__Text passage__:
------------------------------------------------------------
Enabling Webhook Authentication
Introduction
You can enable your Hasura DDN instance to use an auth webhook in just a few steps.
Step 1. Shaping the webhook request and response
Request
Your webhook should accept either a GET or POST request. Below is an example of the request headers your webhook might process:
{
"headers": {
"Authorization": "Bearer some-token",
"Content-Type": "application/json"
}
}
When a request is sent to Hasura, these headers will be forwarded to your webhook.
Parsing
Your webhook is then responsible for parsing, validating, and using the token passed in the header. It will need to:
-
Extract the Token: Retrieve the Authorization header from the incoming request and extract the token.
-
Validate the Token: Use a library or your own logic to validate the token. This involves verifying the token's signature and decoding its payload to extract user information.
Response
Based on the validation result, the webhook will need to respond with either a 200
status code (for a valid token) or
a 401
status code (for an invalid or missing token).
To allow the GraphQL request to go through, your webhook must return a 200
status code. You should respond with
session variables beginning with X-Hasura-*
in the body of your response. The value of each session variable can be
any JSON value. These will be available to your permissions in Hasura.
You will, at least, need to set the X-Hasura-Role
session variable to let the Hasura DDN know which role to use for
this request. Unlike JWT auth mode, you do not have to pass
X-Hasura-Allowed-Roles
or X-Hasura-Default-Role
session variables. This is because the webhook is called for each
request, allowing the auth service to easily switch the user role if needed.
In the example below the X-Hasura-Is-Owner
and X-Hasura-Custom
are examples of custom session variables which can be
used to enforce permissions in your supergraph.
HTTP/1.1 200 OK
Content-Type: application/json
{
"X-Hasura-User-Id": 25,
"X-Hasura-Role": "user",
"X-Hasura-Is-Owner": "true",
"X-Hasura-Custom": "custom value"
}
Step 2. Update your AuthConfig
Hasura utilizes an AuthConfig object that allows you to define the configuration
for your authentication service. The auth-config.hml
file can be found in your globals
directory.
------------------------------------------------------------
__Questions to answer__:
1) In the webhook authentication text, what status code must the webhook return to let the GraphQL request go through?
2) Rewrite the webhook authentication text starting with "You will, at" and going on through "role if needed.", changing "JWT" to "JSON Web Token".

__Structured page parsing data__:
------------------------------------------------------------
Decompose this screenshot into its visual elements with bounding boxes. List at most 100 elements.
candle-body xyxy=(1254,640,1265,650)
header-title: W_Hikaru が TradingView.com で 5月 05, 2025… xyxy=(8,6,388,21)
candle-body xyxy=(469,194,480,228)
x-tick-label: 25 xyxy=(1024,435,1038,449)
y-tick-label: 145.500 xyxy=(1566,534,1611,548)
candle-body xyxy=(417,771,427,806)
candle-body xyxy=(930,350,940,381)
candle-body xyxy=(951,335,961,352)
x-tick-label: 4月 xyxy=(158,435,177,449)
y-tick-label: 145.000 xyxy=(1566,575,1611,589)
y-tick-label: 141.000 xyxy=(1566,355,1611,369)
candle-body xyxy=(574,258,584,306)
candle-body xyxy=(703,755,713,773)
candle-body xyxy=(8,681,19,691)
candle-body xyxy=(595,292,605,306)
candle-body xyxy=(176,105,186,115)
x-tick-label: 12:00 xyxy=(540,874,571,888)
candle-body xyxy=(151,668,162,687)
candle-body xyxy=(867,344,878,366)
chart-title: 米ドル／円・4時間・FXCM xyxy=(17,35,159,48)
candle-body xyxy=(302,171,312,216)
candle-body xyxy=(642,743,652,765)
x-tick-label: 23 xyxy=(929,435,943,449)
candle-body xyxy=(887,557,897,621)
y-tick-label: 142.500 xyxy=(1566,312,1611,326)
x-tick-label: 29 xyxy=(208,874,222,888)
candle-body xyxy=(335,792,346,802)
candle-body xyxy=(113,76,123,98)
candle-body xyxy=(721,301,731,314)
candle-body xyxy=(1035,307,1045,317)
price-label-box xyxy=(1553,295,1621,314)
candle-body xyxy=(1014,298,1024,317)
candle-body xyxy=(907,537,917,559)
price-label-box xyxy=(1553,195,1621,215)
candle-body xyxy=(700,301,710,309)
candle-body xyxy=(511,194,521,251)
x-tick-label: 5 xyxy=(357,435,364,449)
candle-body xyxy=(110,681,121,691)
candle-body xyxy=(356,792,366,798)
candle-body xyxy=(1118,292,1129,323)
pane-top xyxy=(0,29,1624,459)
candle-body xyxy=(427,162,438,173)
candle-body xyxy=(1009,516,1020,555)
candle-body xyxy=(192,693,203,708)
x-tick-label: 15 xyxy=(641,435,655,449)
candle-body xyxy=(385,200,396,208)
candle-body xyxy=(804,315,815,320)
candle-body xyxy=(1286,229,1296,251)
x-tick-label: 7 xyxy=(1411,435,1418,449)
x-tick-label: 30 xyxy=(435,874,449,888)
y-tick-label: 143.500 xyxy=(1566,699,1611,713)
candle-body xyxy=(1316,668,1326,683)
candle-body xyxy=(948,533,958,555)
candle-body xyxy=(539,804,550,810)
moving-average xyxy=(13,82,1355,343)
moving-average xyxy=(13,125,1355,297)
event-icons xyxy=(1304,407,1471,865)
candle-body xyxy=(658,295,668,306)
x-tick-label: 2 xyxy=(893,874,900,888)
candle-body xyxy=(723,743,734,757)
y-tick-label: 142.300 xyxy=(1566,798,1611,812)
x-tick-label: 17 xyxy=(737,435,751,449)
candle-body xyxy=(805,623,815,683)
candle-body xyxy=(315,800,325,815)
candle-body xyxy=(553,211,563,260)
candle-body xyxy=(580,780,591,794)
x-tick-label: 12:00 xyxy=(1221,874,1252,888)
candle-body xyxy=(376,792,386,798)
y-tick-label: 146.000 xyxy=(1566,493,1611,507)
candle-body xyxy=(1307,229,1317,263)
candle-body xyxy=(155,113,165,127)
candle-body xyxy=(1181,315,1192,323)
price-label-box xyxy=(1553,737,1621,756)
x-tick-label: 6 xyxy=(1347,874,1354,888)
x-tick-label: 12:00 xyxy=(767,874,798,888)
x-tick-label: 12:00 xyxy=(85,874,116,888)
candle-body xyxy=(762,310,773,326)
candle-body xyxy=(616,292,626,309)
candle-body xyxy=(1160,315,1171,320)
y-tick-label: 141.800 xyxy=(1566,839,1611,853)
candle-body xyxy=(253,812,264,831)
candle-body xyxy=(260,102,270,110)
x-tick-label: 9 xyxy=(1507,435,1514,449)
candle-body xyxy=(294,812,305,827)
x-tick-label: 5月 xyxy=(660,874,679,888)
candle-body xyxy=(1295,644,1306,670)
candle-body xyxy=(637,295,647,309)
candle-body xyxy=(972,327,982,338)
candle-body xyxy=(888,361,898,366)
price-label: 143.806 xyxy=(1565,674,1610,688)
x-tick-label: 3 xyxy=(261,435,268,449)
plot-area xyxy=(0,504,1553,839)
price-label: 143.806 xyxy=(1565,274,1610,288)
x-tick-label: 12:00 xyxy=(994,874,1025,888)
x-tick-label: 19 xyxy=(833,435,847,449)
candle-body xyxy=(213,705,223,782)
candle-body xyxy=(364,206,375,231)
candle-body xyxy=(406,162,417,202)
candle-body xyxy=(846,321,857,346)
------------------------------------------------------------
__Exercise results__:
1) A 200 status code.

2)
You will, at least, need to set the X-Hasura-Role
session variable to let the Hasura DDN know which role to use for
this request. Unlike JSON Web Token auth mode, you do not have to pass
X-Hasura-Allowed-Roles
or X-Hasura-Default-Role
session variables. This is because the webhook is called for each
request, allowing the auth service to easily switch the user role if needed.